- _Records for this task_:
┌──
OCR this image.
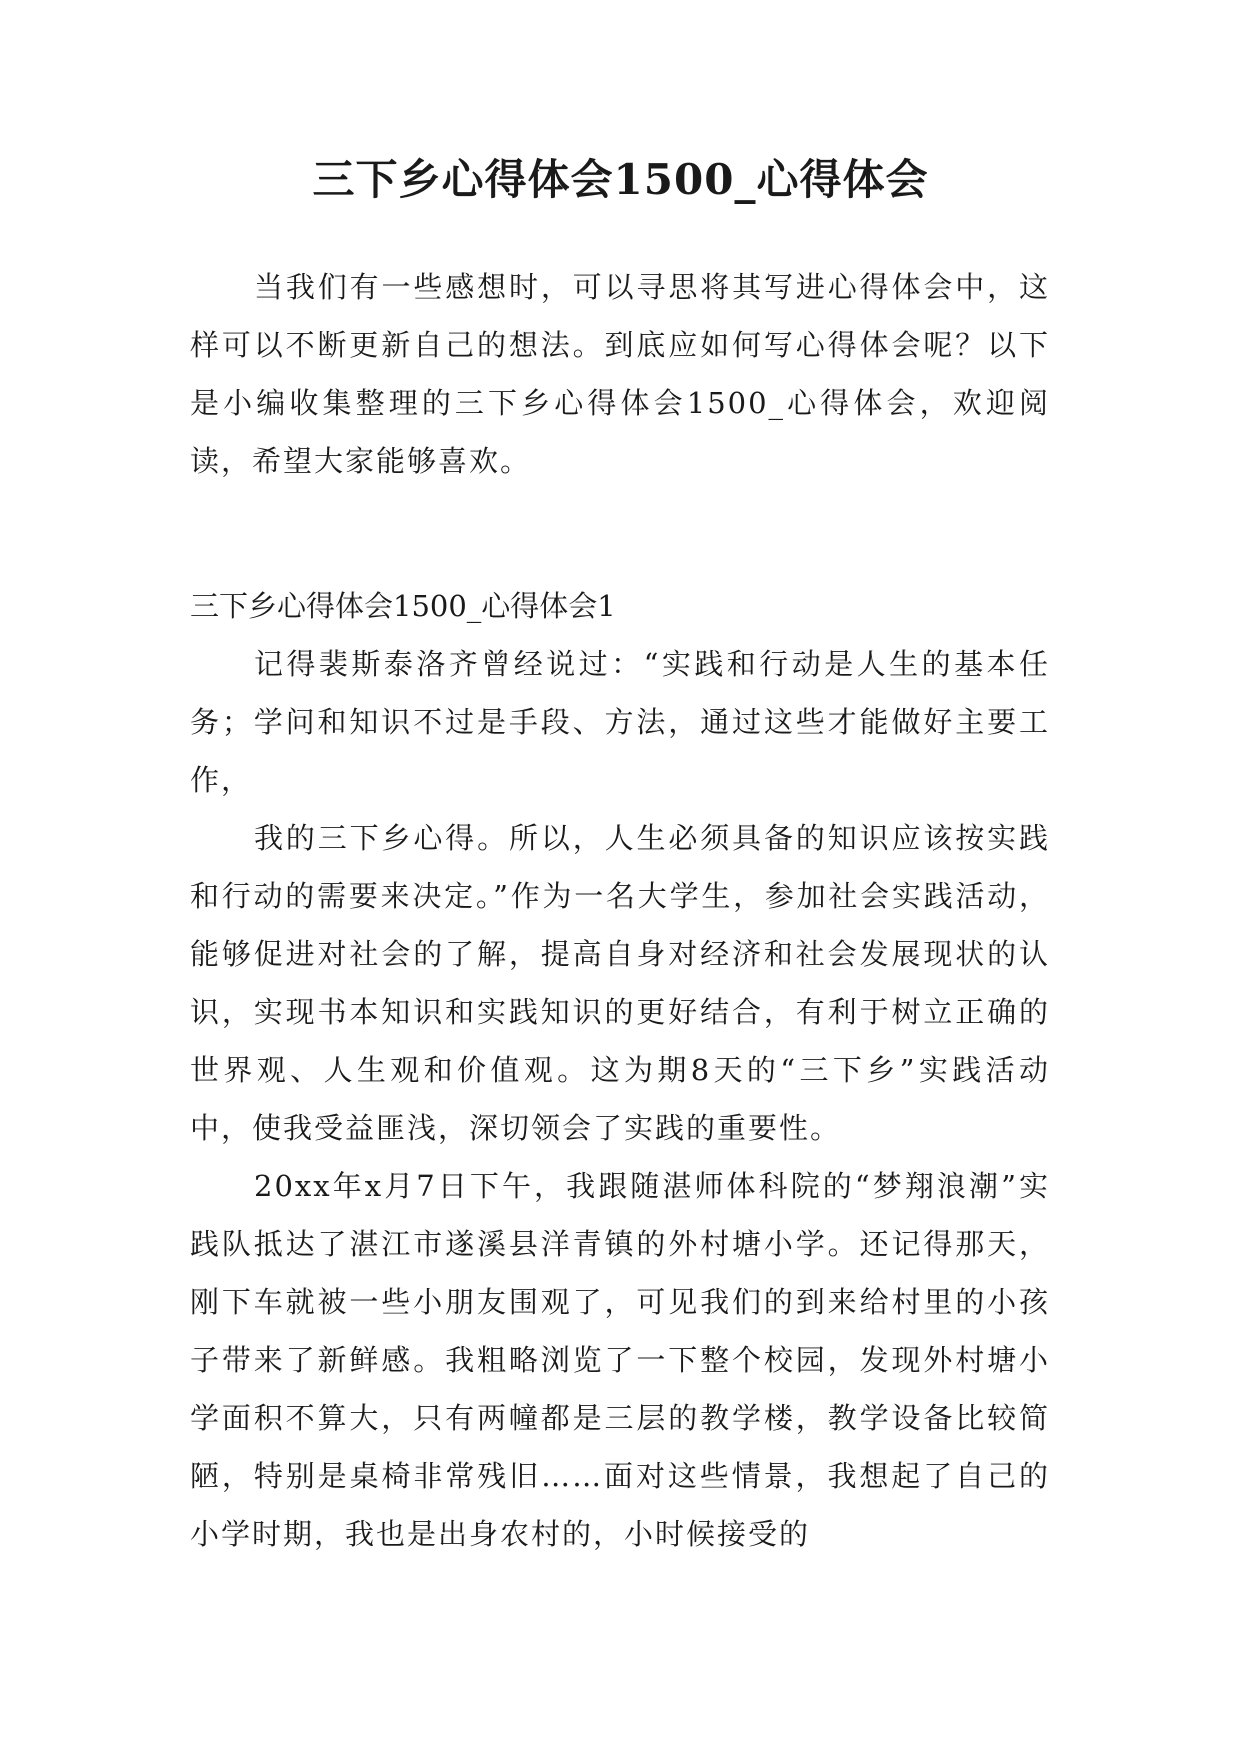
三下乡心得体会1500_心得体会

当我们有一些感想时，可以寻思将其写进心得体会中，这样可以不断更新自己的想法。到底应如何写心得体会呢？以下是小编收集整理的三下乡心得体会1500_心得体会，欢迎阅读，希望大家能够喜欢。

三下乡心得体会1500_心得体会1

记得裴斯泰洛齐曾经说过：“实践和行动是人生的基本任务；学问和知识不过是手段、方法，通过这些才能做好主要工作，

我的三下乡心得。所以，人生必须具备的知识应该按实践和行动的需要来决定。”作为一名大学生，参加社会实践活动，能够促进对社会的了解，提高自身对经济和社会发展现状的认识，实现书本知识和实践知识的更好结合，有利于树立正确的世界观、人生观和价值观。这为期8天的“三下乡”实践活动中，使我受益匪浅，深切领会了实践的重要性。

20xx年x月7日下午，我跟随湛师体科院的“梦翔浪潮”实践队抵达了湛江市遂溪县洋青镇的外村塘小学。还记得那天，刚下车就被一些小朋友围观了，可见我们的到来给村里的小孩子带来了新鲜感。我粗略浏览了一下整个校园，发现外村塘小学面积不算大，只有两幢都是三层的教学楼，教学设备比较简陋，特别是桌椅非常残旧……面对这些情景，我想起了自己的小学时期，我也是出身农村的，小时候接受的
└──
All the lines above are to be given again exactly as they read, with the pictures removed.

OCR this image.
三下乡心得体会1500_心得体会

当我们有一些感想时，可以寻思将其写进心得体会中，这样可以不断更新自己的想法。到底应如何写心得体会呢？以下是小编收集整理的三下乡心得体会1500_心得体会，欢迎阅读，希望大家能够喜欢。

三下乡心得体会1500_心得体会1

记得裴斯泰洛齐曾经说过：“实践和行动是人生的基本任务；学问和知识不过是手段、方法，通过这些才能做好主要工作，

我的三下乡心得。所以，人生必须具备的知识应该按实践和行动的需要来决定。”作为一名大学生，参加社会实践活动，能够促进对社会的了解，提高自身对经济和社会发展现状的认识，实现书本知识和实践知识的更好结合，有利于树立正确的世界观、人生观和价值观。这为期8天的“三下乡”实践活动中，使我受益匪浅，深切领会了实践的重要性。

20xx年x月7日下午，我跟随湛师体科院的“梦翔浪潮”实践队抵达了湛江市遂溪县洋青镇的外村塘小学。还记得那天，刚下车就被一些小朋友围观了，可见我们的到来给村里的小孩子带来了新鲜感。我粗略浏览了一下整个校园，发现外村塘小学面积不算大，只有两幢都是三层的教学楼，教学设备比较简陋，特别是桌椅非常残旧……面对这些情景，我想起了自己的小学时期，我也是出身农村的，小时候接受的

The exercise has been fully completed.